> **Written problem**
Examine the entries below, count the lines holding the string "rationalis", and respond with the number only.

--- start of Information shown ---

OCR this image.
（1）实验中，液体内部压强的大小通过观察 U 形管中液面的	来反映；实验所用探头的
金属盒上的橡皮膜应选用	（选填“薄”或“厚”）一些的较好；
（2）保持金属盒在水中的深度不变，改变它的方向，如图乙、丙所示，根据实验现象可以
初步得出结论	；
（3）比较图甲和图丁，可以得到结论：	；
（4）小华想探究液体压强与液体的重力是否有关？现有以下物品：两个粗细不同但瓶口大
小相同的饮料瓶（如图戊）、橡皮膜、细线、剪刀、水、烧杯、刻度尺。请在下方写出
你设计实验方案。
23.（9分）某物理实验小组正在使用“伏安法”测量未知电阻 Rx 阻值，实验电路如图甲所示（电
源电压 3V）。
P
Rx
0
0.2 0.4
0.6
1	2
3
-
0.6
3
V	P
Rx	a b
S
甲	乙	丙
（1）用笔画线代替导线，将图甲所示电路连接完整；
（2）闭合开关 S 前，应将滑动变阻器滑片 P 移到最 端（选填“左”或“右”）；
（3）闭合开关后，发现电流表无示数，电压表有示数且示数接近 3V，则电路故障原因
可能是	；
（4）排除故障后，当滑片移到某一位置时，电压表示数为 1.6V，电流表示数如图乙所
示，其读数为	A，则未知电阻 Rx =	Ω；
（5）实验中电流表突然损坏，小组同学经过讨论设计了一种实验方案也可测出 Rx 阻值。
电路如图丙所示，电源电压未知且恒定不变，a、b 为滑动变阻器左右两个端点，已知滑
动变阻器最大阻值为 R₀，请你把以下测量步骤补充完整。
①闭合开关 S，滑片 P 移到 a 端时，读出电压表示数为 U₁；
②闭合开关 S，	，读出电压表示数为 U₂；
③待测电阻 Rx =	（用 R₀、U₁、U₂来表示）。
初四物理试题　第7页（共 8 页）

--- end of Information shown ---
--- start of Information shown ---

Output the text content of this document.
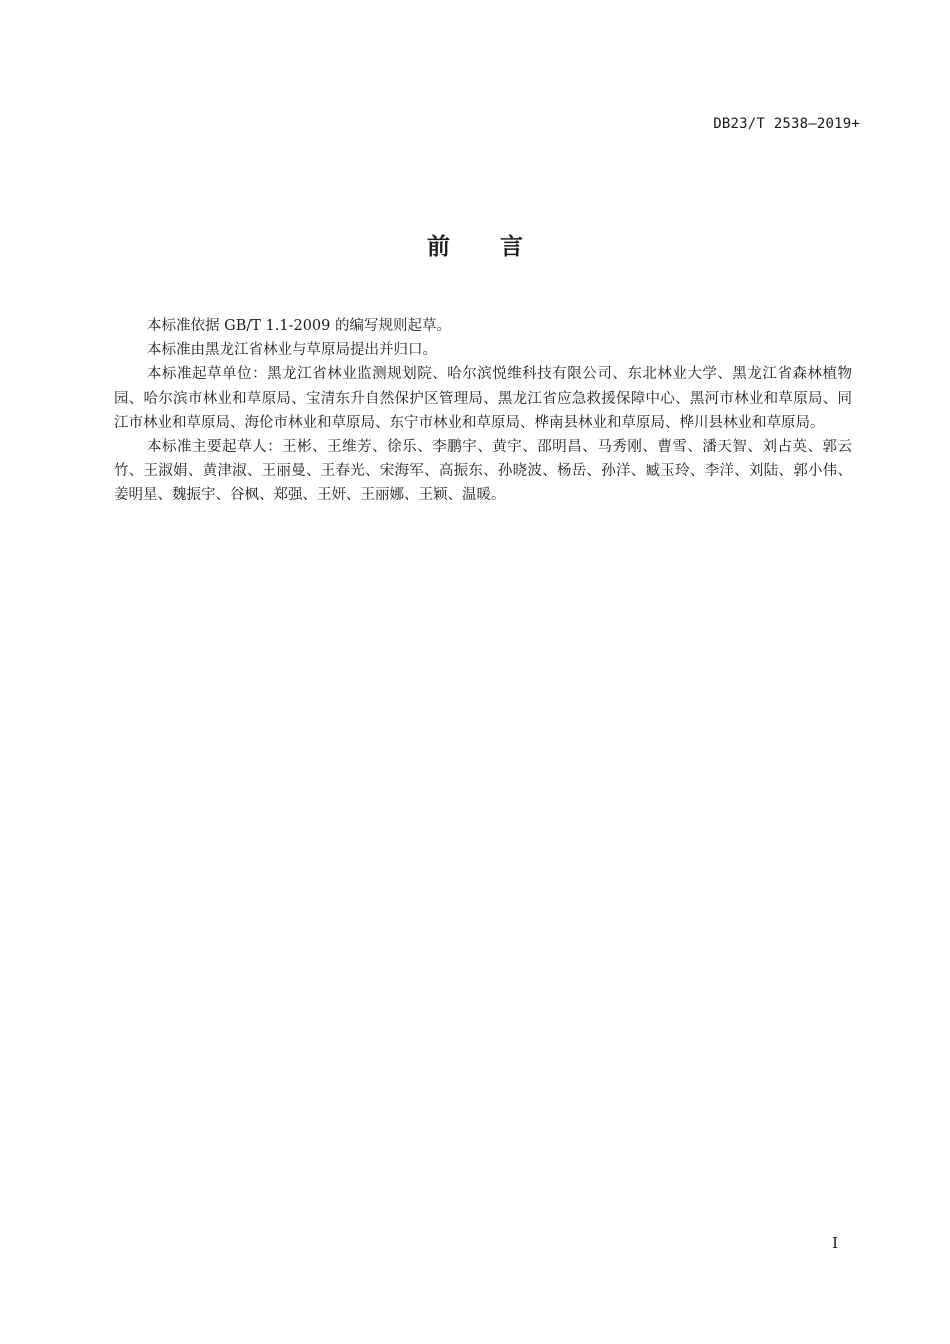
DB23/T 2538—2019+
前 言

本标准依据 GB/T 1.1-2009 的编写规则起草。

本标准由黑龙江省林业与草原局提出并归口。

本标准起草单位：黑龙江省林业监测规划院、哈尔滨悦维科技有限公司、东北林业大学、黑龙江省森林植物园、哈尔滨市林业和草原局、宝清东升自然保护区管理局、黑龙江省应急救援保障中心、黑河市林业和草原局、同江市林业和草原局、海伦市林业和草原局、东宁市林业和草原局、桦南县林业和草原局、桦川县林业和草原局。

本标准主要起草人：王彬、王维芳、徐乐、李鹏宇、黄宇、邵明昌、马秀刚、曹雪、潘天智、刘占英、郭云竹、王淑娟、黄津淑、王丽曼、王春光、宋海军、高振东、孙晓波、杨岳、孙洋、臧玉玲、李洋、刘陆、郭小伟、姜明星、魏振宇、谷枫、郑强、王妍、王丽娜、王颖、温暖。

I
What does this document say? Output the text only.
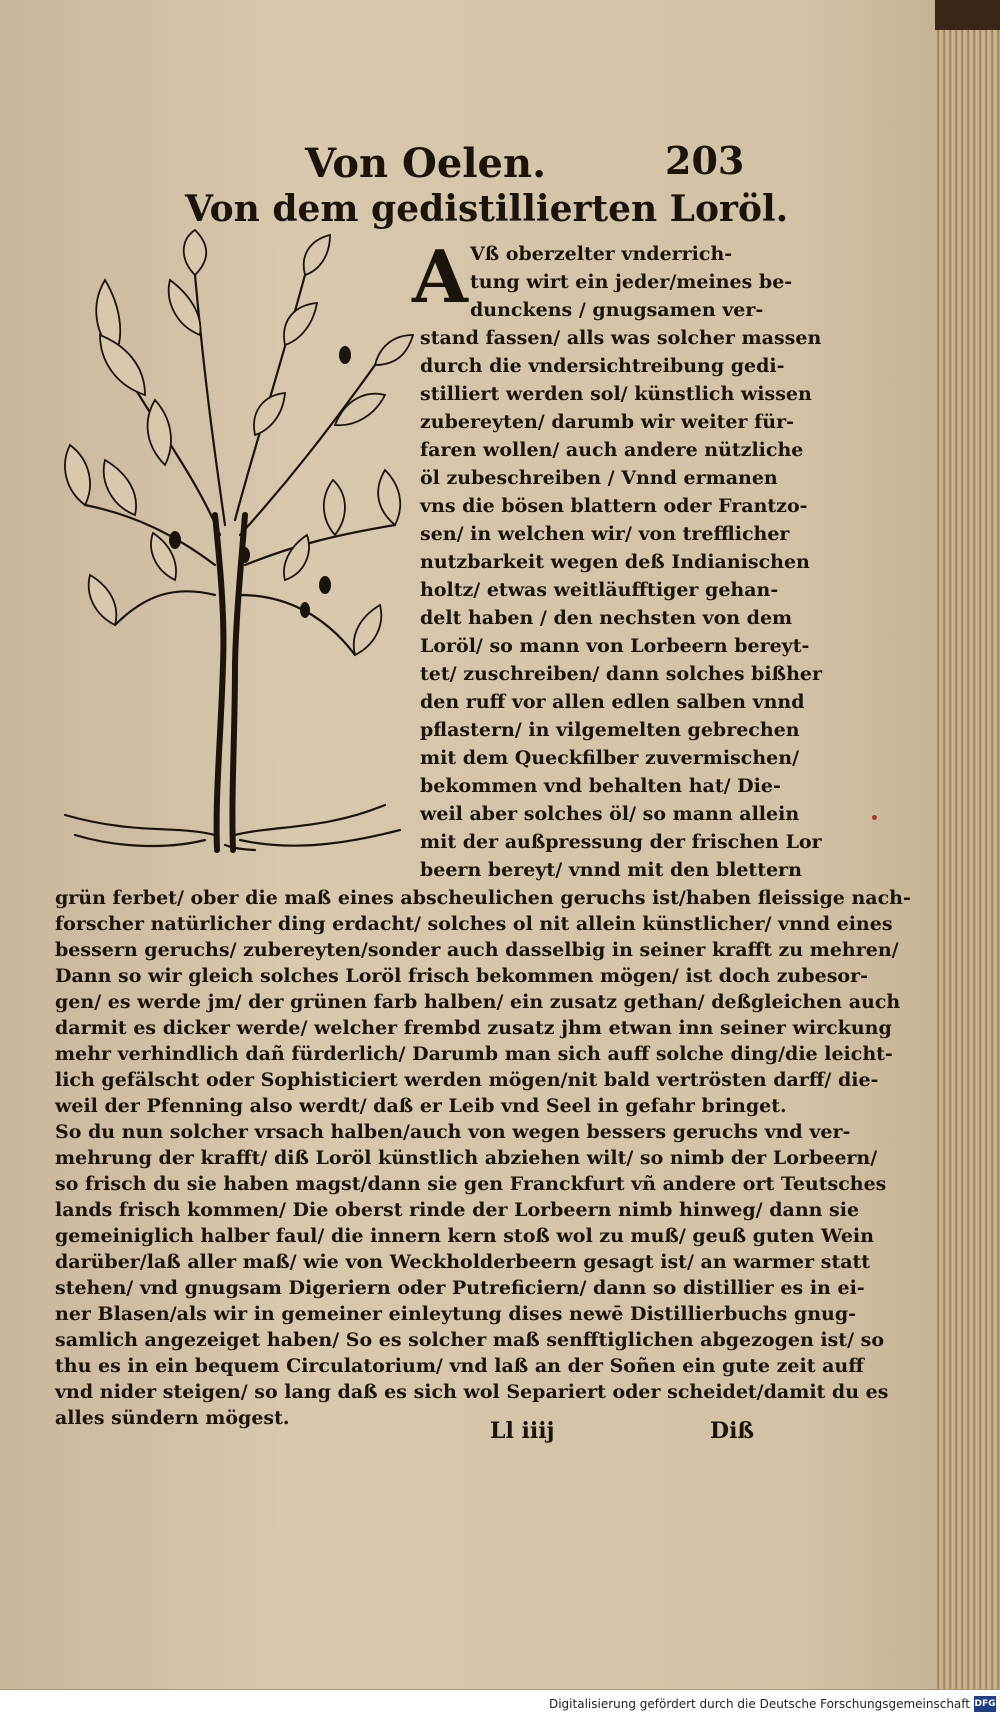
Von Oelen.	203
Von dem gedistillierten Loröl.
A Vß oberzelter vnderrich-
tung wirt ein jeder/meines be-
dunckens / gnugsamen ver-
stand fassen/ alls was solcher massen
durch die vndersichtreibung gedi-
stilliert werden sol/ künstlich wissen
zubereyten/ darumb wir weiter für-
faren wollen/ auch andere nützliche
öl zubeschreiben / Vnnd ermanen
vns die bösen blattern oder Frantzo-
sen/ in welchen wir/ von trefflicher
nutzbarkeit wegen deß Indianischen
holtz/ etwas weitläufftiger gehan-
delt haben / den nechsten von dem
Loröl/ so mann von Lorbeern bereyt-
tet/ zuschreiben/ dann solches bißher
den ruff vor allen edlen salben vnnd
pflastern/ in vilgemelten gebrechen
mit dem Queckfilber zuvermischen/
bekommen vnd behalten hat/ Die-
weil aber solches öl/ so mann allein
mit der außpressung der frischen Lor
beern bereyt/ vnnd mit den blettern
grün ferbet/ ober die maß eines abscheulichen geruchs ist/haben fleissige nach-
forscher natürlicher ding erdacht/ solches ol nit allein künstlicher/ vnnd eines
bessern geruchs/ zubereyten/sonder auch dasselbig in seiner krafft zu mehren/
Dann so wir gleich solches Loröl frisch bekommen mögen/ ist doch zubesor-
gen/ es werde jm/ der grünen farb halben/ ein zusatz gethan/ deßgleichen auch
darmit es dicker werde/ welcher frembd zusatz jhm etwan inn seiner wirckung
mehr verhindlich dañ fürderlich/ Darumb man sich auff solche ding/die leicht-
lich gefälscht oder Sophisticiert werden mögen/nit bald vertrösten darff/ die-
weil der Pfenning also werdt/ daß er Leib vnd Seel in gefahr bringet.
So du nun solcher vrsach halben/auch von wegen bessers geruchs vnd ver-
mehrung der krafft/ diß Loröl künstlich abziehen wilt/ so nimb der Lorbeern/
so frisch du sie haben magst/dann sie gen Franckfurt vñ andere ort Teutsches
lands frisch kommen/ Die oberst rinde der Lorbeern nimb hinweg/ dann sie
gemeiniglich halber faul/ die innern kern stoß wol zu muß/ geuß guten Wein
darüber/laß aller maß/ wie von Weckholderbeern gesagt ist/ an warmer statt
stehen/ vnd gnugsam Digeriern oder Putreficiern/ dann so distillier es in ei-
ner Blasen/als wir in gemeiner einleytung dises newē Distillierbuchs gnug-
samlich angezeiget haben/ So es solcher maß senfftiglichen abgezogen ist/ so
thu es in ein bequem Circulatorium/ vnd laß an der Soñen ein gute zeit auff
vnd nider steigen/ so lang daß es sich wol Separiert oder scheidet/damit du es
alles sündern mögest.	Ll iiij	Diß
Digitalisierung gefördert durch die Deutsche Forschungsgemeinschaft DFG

--- end of Information shown ---
--- start of Information shown ---

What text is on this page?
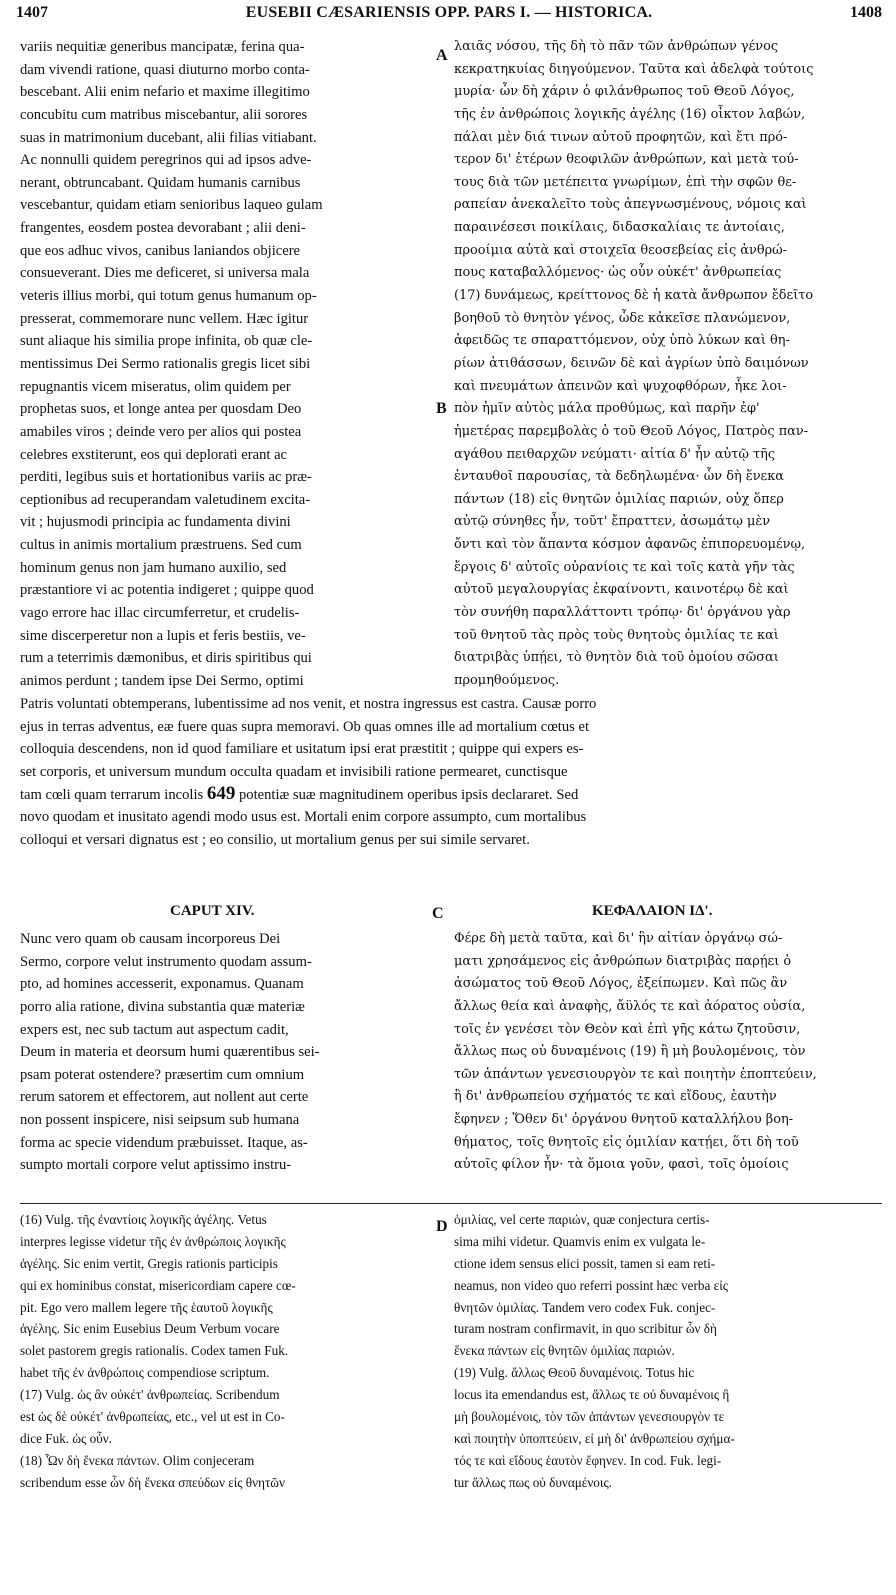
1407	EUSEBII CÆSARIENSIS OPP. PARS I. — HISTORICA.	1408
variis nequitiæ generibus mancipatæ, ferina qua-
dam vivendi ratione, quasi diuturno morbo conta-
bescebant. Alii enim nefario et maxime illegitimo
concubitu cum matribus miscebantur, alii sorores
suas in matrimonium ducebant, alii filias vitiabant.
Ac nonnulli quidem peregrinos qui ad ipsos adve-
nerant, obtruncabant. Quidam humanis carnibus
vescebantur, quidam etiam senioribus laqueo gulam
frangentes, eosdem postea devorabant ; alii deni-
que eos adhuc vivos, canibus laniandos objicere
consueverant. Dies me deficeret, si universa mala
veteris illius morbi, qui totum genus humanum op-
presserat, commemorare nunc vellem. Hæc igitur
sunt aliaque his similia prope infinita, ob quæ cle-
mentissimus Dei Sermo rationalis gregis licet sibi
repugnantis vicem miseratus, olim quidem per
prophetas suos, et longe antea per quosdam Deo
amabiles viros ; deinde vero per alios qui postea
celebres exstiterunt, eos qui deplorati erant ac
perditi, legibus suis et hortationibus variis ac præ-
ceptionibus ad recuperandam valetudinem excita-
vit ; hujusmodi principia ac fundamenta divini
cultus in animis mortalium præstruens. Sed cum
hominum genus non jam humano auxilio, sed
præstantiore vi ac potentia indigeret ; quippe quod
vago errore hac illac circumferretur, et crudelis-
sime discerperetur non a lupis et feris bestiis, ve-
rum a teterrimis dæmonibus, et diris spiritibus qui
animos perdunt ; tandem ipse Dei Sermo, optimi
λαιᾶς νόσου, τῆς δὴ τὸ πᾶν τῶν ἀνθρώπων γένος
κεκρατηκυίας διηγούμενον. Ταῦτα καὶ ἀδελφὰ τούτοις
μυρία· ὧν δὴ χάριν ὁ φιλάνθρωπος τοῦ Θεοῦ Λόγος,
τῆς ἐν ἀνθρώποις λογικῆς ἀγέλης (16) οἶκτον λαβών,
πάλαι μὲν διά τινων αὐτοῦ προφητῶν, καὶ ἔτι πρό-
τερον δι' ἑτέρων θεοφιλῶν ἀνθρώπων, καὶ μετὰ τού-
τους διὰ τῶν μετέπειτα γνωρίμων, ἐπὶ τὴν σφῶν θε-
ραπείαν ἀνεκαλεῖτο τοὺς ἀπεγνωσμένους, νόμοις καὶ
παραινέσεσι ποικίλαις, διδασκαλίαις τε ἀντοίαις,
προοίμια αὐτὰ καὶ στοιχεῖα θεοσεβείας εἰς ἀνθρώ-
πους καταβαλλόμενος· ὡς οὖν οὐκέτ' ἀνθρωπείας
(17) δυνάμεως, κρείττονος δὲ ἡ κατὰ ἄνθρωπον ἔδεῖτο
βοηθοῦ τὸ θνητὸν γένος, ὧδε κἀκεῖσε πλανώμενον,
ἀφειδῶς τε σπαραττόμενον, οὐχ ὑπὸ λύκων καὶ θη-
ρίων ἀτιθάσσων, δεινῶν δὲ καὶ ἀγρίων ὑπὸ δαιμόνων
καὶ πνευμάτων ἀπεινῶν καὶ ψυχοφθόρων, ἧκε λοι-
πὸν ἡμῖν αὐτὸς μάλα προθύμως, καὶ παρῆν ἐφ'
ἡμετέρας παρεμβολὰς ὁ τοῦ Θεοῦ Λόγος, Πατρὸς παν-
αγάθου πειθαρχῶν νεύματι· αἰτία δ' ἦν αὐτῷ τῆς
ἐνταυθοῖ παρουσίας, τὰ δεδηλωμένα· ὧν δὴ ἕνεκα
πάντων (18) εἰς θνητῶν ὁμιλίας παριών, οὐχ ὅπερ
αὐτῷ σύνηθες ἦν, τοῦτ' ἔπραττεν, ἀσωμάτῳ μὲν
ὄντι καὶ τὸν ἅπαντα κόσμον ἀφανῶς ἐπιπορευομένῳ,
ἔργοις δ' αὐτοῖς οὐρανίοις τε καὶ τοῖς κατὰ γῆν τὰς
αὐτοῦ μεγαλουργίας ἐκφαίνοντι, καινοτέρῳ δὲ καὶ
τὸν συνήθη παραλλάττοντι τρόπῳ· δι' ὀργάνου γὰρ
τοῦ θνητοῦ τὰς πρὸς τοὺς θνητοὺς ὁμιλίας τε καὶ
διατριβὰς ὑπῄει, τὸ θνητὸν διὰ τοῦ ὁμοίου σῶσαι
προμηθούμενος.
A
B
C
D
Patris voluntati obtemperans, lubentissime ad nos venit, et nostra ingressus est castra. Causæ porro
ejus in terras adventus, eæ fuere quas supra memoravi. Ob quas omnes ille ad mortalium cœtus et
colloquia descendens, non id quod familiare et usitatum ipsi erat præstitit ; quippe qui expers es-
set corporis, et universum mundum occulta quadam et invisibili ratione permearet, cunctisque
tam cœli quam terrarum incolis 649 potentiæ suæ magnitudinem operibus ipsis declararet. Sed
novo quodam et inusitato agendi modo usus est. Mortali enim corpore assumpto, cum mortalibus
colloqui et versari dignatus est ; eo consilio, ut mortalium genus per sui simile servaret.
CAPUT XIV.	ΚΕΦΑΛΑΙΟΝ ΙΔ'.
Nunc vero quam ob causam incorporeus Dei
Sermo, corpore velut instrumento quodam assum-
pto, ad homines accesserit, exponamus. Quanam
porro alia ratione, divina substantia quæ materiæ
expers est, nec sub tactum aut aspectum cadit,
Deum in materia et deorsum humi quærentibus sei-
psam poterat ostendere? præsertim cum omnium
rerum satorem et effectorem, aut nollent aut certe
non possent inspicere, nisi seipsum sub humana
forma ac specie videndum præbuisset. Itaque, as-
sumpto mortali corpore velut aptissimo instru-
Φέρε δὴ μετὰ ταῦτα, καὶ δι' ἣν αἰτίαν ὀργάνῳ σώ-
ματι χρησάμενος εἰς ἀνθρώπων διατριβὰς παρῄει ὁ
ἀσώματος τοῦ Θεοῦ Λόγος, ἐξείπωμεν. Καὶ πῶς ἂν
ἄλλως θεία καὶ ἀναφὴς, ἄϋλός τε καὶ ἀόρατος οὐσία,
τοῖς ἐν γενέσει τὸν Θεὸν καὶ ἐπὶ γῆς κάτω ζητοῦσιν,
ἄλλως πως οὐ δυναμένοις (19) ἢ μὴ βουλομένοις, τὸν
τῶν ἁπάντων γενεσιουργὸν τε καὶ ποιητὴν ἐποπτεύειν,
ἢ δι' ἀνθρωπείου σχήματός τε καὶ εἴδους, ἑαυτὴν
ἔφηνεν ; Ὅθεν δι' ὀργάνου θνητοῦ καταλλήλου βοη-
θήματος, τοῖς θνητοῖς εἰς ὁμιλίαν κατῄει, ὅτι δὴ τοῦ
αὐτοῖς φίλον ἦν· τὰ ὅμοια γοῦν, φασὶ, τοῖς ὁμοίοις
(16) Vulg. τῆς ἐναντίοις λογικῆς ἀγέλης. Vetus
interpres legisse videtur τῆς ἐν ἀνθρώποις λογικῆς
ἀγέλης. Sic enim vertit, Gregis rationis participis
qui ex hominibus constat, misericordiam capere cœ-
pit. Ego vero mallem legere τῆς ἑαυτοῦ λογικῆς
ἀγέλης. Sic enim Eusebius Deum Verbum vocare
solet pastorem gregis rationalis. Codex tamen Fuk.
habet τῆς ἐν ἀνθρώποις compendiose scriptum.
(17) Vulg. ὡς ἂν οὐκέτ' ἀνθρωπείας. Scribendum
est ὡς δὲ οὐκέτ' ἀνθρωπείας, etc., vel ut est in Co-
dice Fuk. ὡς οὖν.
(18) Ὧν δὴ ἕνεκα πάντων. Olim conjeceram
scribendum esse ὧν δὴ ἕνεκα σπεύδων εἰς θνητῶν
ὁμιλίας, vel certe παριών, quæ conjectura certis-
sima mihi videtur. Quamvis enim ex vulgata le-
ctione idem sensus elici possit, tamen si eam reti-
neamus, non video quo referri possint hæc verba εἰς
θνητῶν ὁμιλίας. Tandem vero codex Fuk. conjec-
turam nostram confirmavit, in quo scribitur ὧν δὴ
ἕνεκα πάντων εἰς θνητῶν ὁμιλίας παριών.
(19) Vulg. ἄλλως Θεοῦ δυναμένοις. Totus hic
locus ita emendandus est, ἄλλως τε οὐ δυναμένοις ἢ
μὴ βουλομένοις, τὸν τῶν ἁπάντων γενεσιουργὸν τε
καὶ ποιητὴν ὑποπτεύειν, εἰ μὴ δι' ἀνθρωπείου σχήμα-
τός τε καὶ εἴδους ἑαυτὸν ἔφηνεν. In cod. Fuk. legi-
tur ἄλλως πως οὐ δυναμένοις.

--- end of Information shown ---

> **In response**
2